From the records below, give the number of lines that contain the string "color", without any other text.

## Start

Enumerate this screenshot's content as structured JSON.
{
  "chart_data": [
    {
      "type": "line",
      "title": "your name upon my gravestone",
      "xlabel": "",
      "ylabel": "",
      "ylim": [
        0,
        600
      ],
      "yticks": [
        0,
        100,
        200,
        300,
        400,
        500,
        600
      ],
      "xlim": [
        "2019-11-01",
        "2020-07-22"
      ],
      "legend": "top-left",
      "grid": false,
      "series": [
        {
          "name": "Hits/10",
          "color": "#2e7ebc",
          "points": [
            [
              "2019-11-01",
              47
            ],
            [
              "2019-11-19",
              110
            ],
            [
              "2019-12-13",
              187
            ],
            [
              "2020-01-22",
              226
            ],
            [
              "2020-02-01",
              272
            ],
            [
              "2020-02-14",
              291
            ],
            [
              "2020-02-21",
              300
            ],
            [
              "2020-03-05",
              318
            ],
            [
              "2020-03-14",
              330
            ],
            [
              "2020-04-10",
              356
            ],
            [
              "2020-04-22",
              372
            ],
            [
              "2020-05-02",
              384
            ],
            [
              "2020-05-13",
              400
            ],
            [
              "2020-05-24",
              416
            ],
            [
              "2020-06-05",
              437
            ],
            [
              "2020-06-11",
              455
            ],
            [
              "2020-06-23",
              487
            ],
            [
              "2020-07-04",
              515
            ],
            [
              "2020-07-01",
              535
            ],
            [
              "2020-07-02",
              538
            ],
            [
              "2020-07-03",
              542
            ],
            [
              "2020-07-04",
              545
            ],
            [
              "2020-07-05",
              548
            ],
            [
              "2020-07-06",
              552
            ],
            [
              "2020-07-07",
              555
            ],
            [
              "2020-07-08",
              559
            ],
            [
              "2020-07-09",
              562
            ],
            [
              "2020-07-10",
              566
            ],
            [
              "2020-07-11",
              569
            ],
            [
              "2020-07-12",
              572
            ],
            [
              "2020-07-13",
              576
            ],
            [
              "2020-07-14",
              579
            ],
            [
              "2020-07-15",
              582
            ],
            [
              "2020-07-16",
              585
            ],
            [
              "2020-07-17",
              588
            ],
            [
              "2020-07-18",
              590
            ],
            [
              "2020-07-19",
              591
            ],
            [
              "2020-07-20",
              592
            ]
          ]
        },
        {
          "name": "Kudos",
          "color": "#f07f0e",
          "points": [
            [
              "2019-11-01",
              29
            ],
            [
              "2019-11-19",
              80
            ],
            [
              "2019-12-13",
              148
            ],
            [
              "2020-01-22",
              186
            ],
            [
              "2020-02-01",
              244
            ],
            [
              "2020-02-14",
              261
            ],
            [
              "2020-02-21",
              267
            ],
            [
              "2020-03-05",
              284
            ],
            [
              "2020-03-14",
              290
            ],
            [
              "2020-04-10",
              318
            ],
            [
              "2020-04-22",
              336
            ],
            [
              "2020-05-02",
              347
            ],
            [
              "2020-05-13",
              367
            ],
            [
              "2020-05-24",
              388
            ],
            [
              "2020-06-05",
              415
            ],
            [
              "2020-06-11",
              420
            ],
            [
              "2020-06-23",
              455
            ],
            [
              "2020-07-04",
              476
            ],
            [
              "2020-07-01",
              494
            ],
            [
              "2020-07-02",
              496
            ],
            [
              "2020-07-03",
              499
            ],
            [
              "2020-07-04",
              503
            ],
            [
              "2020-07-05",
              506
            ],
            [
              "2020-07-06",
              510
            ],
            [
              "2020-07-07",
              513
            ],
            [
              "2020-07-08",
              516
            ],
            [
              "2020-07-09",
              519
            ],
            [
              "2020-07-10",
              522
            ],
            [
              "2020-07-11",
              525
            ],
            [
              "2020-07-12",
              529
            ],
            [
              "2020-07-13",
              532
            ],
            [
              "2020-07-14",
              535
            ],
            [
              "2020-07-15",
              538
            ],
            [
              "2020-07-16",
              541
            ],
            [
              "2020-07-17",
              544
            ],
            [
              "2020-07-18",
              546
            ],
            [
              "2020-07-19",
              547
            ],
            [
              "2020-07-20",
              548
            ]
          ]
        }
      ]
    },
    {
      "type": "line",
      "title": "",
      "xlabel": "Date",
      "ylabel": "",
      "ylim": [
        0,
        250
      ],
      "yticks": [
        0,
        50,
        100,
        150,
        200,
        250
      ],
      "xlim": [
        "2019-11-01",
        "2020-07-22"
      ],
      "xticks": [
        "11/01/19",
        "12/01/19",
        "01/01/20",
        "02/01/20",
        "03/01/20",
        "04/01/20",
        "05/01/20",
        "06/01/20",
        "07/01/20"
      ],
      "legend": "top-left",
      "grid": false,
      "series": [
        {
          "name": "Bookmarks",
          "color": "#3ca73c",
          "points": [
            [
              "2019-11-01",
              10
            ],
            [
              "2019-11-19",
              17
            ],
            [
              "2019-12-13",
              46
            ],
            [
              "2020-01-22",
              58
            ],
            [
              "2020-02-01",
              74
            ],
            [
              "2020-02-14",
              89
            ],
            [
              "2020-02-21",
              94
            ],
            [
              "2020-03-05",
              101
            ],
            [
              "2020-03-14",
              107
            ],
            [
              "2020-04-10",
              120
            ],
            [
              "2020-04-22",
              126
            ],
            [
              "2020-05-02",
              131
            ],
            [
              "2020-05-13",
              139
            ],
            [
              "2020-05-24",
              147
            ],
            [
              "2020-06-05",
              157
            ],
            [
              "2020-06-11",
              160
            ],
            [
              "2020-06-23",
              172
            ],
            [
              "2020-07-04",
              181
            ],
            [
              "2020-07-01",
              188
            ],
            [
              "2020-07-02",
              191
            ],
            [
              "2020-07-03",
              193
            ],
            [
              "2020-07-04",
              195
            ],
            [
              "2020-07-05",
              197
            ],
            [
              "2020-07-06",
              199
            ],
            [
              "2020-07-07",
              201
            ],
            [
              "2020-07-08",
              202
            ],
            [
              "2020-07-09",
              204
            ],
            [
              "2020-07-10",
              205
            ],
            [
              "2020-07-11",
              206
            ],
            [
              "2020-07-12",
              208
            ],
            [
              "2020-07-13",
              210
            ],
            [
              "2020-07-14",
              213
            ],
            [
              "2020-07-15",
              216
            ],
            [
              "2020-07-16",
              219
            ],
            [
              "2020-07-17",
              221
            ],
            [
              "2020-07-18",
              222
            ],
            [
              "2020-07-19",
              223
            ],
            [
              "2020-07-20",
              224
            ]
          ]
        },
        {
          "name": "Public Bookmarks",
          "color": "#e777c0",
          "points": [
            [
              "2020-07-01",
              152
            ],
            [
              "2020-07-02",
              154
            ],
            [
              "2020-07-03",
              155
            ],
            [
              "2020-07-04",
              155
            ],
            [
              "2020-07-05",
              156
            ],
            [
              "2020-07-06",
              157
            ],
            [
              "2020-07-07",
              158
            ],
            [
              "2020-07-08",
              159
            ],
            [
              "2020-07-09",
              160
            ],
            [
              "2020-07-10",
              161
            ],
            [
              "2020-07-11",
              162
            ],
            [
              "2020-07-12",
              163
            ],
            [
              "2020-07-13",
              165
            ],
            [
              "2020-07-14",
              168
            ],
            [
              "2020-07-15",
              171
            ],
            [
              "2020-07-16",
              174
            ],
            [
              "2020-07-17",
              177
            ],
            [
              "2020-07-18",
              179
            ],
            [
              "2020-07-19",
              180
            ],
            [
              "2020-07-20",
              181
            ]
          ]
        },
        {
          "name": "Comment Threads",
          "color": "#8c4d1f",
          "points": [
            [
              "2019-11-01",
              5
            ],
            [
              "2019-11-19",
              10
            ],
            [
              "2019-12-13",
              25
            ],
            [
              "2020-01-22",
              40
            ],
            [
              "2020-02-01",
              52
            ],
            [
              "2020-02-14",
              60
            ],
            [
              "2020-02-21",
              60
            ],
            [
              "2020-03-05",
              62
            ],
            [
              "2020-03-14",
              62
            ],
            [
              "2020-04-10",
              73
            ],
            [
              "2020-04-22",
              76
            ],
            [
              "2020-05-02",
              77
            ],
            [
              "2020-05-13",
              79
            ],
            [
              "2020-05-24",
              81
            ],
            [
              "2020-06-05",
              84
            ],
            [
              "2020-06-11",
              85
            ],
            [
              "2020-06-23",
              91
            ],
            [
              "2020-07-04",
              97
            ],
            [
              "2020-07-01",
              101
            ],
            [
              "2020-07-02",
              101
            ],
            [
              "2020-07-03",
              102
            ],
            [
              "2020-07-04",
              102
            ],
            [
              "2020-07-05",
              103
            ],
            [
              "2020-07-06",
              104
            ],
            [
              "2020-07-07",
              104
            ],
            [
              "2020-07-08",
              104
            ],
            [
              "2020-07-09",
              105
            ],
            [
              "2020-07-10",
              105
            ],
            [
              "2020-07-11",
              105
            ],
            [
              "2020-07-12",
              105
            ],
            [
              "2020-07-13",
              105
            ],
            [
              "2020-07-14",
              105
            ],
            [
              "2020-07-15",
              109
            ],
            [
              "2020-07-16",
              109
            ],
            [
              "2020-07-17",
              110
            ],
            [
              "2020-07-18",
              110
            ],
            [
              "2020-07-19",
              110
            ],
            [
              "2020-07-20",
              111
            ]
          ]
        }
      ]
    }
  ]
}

## End

> **Exercise response**:
5